What is needed: All of the data below should be written out exactly.
______________________________
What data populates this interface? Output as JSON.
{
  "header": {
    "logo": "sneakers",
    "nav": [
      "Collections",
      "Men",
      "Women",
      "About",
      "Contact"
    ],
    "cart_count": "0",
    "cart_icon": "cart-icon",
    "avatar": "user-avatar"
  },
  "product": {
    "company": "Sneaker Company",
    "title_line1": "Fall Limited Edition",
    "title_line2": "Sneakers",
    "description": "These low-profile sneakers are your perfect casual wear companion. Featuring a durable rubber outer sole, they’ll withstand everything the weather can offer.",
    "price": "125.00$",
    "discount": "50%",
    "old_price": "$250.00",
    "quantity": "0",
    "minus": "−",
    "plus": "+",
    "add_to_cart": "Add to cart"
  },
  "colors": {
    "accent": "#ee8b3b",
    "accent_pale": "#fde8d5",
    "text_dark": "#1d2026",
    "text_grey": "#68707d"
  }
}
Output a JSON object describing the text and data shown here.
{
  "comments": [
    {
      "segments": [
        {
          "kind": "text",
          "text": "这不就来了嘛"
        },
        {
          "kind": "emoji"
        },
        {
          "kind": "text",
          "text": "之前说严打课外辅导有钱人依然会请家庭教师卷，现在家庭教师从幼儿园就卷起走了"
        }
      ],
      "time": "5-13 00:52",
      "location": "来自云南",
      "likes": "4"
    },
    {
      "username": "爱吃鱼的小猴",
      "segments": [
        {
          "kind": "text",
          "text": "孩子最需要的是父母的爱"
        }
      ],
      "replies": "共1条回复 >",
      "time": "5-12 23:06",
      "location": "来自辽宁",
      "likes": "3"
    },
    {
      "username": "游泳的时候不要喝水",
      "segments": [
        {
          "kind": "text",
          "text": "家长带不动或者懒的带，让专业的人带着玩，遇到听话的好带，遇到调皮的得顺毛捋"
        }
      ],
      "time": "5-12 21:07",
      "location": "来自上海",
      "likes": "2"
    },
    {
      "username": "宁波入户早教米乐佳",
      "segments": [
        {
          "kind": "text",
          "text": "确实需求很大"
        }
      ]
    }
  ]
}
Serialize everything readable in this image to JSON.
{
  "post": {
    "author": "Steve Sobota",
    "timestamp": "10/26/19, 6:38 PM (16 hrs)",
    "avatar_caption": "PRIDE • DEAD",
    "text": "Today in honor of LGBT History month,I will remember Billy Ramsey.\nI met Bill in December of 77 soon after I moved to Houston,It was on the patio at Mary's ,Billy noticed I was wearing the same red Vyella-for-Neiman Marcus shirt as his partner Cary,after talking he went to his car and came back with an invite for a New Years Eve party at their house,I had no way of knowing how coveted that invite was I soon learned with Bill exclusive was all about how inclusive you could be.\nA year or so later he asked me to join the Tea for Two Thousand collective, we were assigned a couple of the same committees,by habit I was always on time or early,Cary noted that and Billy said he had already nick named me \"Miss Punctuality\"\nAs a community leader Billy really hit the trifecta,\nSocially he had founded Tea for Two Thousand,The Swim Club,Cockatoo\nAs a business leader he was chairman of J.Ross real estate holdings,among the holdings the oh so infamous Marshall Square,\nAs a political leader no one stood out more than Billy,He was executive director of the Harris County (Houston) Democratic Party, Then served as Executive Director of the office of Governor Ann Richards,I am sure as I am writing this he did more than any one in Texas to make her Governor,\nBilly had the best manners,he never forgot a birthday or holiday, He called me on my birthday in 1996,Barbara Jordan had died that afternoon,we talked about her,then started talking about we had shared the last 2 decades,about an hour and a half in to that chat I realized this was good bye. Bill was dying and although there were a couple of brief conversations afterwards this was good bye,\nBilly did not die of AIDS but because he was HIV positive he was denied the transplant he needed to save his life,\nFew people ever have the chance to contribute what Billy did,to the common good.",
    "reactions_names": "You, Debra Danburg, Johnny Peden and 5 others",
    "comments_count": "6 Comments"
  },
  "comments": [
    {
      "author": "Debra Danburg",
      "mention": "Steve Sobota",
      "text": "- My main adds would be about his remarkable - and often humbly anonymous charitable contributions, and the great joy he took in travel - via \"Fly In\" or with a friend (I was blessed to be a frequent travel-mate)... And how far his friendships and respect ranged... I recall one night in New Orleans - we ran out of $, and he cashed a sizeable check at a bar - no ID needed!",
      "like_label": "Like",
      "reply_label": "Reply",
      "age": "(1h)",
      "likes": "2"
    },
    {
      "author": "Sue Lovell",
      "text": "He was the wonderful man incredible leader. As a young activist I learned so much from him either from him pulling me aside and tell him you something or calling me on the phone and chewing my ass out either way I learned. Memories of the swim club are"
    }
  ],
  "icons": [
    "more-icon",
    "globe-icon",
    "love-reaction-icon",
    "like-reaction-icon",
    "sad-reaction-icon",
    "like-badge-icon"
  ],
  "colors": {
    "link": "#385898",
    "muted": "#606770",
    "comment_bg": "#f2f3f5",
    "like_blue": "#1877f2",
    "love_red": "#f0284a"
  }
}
______________________________
Problem solution:
What data populates this interface? Output as JSON.
{
  "header": {
    "logo": "sneakers",
    "nav": [
      "Collections",
      "Men",
      "Women",
      "About",
      "Contact"
    ],
    "cart_count": "0",
    "cart_icon": "cart-icon",
    "avatar": "user-avatar"
  },
  "product": {
    "company": "Sneaker Company",
    "title_line1": "Fall Limited Edition",
    "title_line2": "Sneakers",
    "description": "These low-profile sneakers are your perfect casual wear companion. Featuring a durable rubber outer sole, they’ll withstand everything the weather can offer.",
    "price": "125.00$",
    "discount": "50%",
    "old_price": "$250.00",
    "quantity": "0",
    "minus": "−",
    "plus": "+",
    "add_to_cart": "Add to cart"
  },
  "colors": {
    "accent": "#ee8b3b",
    "accent_pale": "#fde8d5",
    "text_dark": "#1d2026",
    "text_grey": "#68707d"
  }
}
Output a JSON object describing the text and data shown here.
{
  "comments": [
    {
      "segments": [
        {
          "kind": "text",
          "text": "这不就来了嘛"
        },
        {
          "kind": "emoji"
        },
        {
          "kind": "text",
          "text": "之前说严打课外辅导有钱人依然会请家庭教师卷，现在家庭教师从幼儿园就卷起走了"
        }
      ],
      "time": "5-13 00:52",
      "location": "来自云南",
      "likes": "4"
    },
    {
      "username": "爱吃鱼的小猴",
      "segments": [
        {
          "kind": "text",
          "text": "孩子最需要的是父母的爱"
        }
      ],
      "replies": "共1条回复 >",
      "time": "5-12 23:06",
      "location": "来自辽宁",
      "likes": "3"
    },
    {
      "username": "游泳的时候不要喝水",
      "segments": [
        {
          "kind": "text",
          "text": "家长带不动或者懒的带，让专业的人带着玩，遇到听话的好带，遇到调皮的得顺毛捋"
        }
      ],
      "time": "5-12 21:07",
      "location": "来自上海",
      "likes": "2"
    },
    {
      "username": "宁波入户早教米乐佳",
      "segments": [
        {
          "kind": "text",
          "text": "确实需求很大"
        }
      ]
    }
  ]
}
Serialize everything readable in this image to JSON.
{
  "post": {
    "author": "Steve Sobota",
    "timestamp": "10/26/19, 6:38 PM (16 hrs)",
    "avatar_caption": "PRIDE • DEAD",
    "text": "Today in honor of LGBT History month,I will remember Billy Ramsey.\nI met Bill in December of 77 soon after I moved to Houston,It was on the patio at Mary's ,Billy noticed I was wearing the same red Vyella-for-Neiman Marcus shirt as his partner Cary,after talking he went to his car and came back with an invite for a New Years Eve party at their house,I had no way of knowing how coveted that invite was I soon learned with Bill exclusive was all about how inclusive you could be.\nA year or so later he asked me to join the Tea for Two Thousand collective, we were assigned a couple of the same committees,by habit I was always on time or early,Cary noted that and Billy said he had already nick named me \"Miss Punctuality\"\nAs a community leader Billy really hit the trifecta,\nSocially he had founded Tea for Two Thousand,The Swim Club,Cockatoo\nAs a business leader he was chairman of J.Ross real estate holdings,among the holdings the oh so infamous Marshall Square,\nAs a political leader no one stood out more than Billy,He was executive director of the Harris County (Houston) Democratic Party, Then served as Executive Director of the office of Governor Ann Richards,I am sure as I am writing this he did more than any one in Texas to make her Governor,\nBilly had the best manners,he never forgot a birthday or holiday, He called me on my birthday in 1996,Barbara Jordan had died that afternoon,we talked about her,then started talking about we had shared the last 2 decades,about an hour and a half in to that chat I realized this was good bye. Bill was dying and although there were a couple of brief conversations afterwards this was good bye,\nBilly did not die of AIDS but because he was HIV positive he was denied the transplant he needed to save his life,\nFew people ever have the chance to contribute what Billy did,to the common good.",
    "reactions_names": "You, Debra Danburg, Johnny Peden and 5 others",
    "comments_count": "6 Comments"
  },
  "comments": [
    {
      "author": "Debra Danburg",
      "mention": "Steve Sobota",
      "text": "- My main adds would be about his remarkable - and often humbly anonymous charitable contributions, and the great joy he took in travel - via \"Fly In\" or with a friend (I was blessed to be a frequent travel-mate)... And how far his friendships and respect ranged... I recall one night in New Orleans - we ran out of $, and he cashed a sizeable check at a bar - no ID needed!",
      "like_label": "Like",
      "reply_label": "Reply",
      "age": "(1h)",
      "likes": "2"
    },
    {
      "author": "Sue Lovell",
      "text": "He was the wonderful man incredible leader. As a young activist I learned so much from him either from him pulling me aside and tell him you something or calling me on the phone and chewing my ass out either way I learned. Memories of the swim club are"
    }
  ],
  "icons": [
    "more-icon",
    "globe-icon",
    "love-reaction-icon",
    "like-reaction-icon",
    "sad-reaction-icon",
    "like-badge-icon"
  ],
  "colors": {
    "link": "#385898",
    "muted": "#606770",
    "comment_bg": "#f2f3f5",
    "like_blue": "#1877f2",
    "love_red": "#f0284a"
  }
}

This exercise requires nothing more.